> _Instructions to follow_
Copy the records below exactly as they appear.

> _Material to process_
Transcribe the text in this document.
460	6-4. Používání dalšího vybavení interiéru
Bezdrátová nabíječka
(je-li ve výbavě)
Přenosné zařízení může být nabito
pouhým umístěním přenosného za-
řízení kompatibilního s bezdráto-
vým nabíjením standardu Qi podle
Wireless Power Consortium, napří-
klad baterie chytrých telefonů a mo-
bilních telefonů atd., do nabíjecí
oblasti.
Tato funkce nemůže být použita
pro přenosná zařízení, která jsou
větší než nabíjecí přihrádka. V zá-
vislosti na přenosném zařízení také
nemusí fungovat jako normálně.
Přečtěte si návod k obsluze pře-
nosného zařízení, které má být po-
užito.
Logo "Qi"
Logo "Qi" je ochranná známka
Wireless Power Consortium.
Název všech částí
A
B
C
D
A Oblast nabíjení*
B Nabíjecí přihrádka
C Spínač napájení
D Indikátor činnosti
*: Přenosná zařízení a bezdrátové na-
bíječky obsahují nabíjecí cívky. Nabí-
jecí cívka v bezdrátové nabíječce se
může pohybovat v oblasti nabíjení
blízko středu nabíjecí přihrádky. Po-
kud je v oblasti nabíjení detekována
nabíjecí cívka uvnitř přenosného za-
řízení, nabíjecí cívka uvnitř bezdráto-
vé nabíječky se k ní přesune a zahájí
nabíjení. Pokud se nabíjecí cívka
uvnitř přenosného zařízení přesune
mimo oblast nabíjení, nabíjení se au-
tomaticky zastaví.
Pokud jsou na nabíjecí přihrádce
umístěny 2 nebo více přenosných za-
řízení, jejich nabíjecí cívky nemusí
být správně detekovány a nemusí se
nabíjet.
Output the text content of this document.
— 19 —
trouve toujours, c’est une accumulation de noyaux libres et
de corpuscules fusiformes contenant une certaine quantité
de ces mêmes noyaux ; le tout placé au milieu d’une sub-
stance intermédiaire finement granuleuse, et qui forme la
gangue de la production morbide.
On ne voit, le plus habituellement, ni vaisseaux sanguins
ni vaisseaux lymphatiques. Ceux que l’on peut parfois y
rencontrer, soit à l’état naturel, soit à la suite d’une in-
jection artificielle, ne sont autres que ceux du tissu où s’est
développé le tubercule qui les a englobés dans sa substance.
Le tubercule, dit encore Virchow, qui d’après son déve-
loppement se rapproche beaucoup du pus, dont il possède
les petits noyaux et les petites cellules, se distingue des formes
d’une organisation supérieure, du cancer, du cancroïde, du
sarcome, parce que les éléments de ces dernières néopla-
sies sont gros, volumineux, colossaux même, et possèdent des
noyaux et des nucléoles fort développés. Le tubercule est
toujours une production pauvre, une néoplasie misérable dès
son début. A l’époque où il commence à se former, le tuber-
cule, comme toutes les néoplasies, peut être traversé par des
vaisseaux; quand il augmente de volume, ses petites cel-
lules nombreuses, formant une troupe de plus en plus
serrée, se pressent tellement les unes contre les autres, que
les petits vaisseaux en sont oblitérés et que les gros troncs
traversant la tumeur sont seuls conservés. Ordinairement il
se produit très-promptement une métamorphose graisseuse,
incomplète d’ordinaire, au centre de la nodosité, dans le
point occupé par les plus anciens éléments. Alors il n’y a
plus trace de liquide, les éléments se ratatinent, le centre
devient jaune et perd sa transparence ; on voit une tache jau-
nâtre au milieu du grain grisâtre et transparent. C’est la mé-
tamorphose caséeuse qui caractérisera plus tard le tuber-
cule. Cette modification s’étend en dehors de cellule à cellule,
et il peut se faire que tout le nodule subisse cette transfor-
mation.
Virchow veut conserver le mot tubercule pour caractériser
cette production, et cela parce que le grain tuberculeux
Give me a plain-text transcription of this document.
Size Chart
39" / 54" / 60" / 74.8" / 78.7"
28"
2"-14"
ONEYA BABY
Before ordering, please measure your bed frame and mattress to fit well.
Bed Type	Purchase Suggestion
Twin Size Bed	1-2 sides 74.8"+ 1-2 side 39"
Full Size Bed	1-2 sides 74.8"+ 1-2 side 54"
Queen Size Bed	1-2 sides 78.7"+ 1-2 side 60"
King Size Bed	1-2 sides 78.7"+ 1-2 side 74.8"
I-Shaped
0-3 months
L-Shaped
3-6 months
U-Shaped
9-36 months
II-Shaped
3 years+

> _Response to this task_
Transcribe the text in this document.
460	6-4. Používání dalšího vybavení interiéru
Bezdrátová nabíječka
(je-li ve výbavě)
Přenosné zařízení může být nabito
pouhým umístěním přenosného za-
řízení kompatibilního s bezdráto-
vým nabíjením standardu Qi podle
Wireless Power Consortium, napří-
klad baterie chytrých telefonů a mo-
bilních telefonů atd., do nabíjecí
oblasti.
Tato funkce nemůže být použita
pro přenosná zařízení, která jsou
větší než nabíjecí přihrádka. V zá-
vislosti na přenosném zařízení také
nemusí fungovat jako normálně.
Přečtěte si návod k obsluze pře-
nosného zařízení, které má být po-
užito.
Logo "Qi"
Logo "Qi" je ochranná známka
Wireless Power Consortium.
Název všech částí
A
B
C
D
A Oblast nabíjení*
B Nabíjecí přihrádka
C Spínač napájení
D Indikátor činnosti
*: Přenosná zařízení a bezdrátové na-
bíječky obsahují nabíjecí cívky. Nabí-
jecí cívka v bezdrátové nabíječce se
může pohybovat v oblasti nabíjení
blízko středu nabíjecí přihrádky. Po-
kud je v oblasti nabíjení detekována
nabíjecí cívka uvnitř přenosného za-
řízení, nabíjecí cívka uvnitř bezdráto-
vé nabíječky se k ní přesune a zahájí
nabíjení. Pokud se nabíjecí cívka
uvnitř přenosného zařízení přesune
mimo oblast nabíjení, nabíjení se au-
tomaticky zastaví.
Pokud jsou na nabíjecí přihrádce
umístěny 2 nebo více přenosných za-
řízení, jejich nabíjecí cívky nemusí
být správně detekovány a nemusí se
nabíjet.
Output the text content of this document.
— 19 —
trouve toujours, c’est une accumulation de noyaux libres et
de corpuscules fusiformes contenant une certaine quantité
de ces mêmes noyaux ; le tout placé au milieu d’une sub-
stance intermédiaire finement granuleuse, et qui forme la
gangue de la production morbide.
On ne voit, le plus habituellement, ni vaisseaux sanguins
ni vaisseaux lymphatiques. Ceux que l’on peut parfois y
rencontrer, soit à l’état naturel, soit à la suite d’une in-
jection artificielle, ne sont autres que ceux du tissu où s’est
développé le tubercule qui les a englobés dans sa substance.
Le tubercule, dit encore Virchow, qui d’après son déve-
loppement se rapproche beaucoup du pus, dont il possède
les petits noyaux et les petites cellules, se distingue des formes
d’une organisation supérieure, du cancer, du cancroïde, du
sarcome, parce que les éléments de ces dernières néopla-
sies sont gros, volumineux, colossaux même, et possèdent des
noyaux et des nucléoles fort développés. Le tubercule est
toujours une production pauvre, une néoplasie misérable dès
son début. A l’époque où il commence à se former, le tuber-
cule, comme toutes les néoplasies, peut être traversé par des
vaisseaux; quand il augmente de volume, ses petites cel-
lules nombreuses, formant une troupe de plus en plus
serrée, se pressent tellement les unes contre les autres, que
les petits vaisseaux en sont oblitérés et que les gros troncs
traversant la tumeur sont seuls conservés. Ordinairement il
se produit très-promptement une métamorphose graisseuse,
incomplète d’ordinaire, au centre de la nodosité, dans le
point occupé par les plus anciens éléments. Alors il n’y a
plus trace de liquide, les éléments se ratatinent, le centre
devient jaune et perd sa transparence ; on voit une tache jau-
nâtre au milieu du grain grisâtre et transparent. C’est la mé-
tamorphose caséeuse qui caractérisera plus tard le tuber-
cule. Cette modification s’étend en dehors de cellule à cellule,
et il peut se faire que tout le nodule subisse cette transfor-
mation.
Virchow veut conserver le mot tubercule pour caractériser
cette production, et cela parce que le grain tuberculeux
Give me a plain-text transcription of this document.
Size Chart
39" / 54" / 60" / 74.8" / 78.7"
28"
2"-14"
ONEYA BABY
Before ordering, please measure your bed frame and mattress to fit well.
Bed Type	Purchase Suggestion
Twin Size Bed	1-2 sides 74.8"+ 1-2 side 39"
Full Size Bed	1-2 sides 74.8"+ 1-2 side 54"
Queen Size Bed	1-2 sides 78.7"+ 1-2 side 60"
King Size Bed	1-2 sides 78.7"+ 1-2 side 74.8"
I-Shaped
0-3 months
L-Shaped
3-6 months
U-Shaped
9-36 months
II-Shaped
3 years+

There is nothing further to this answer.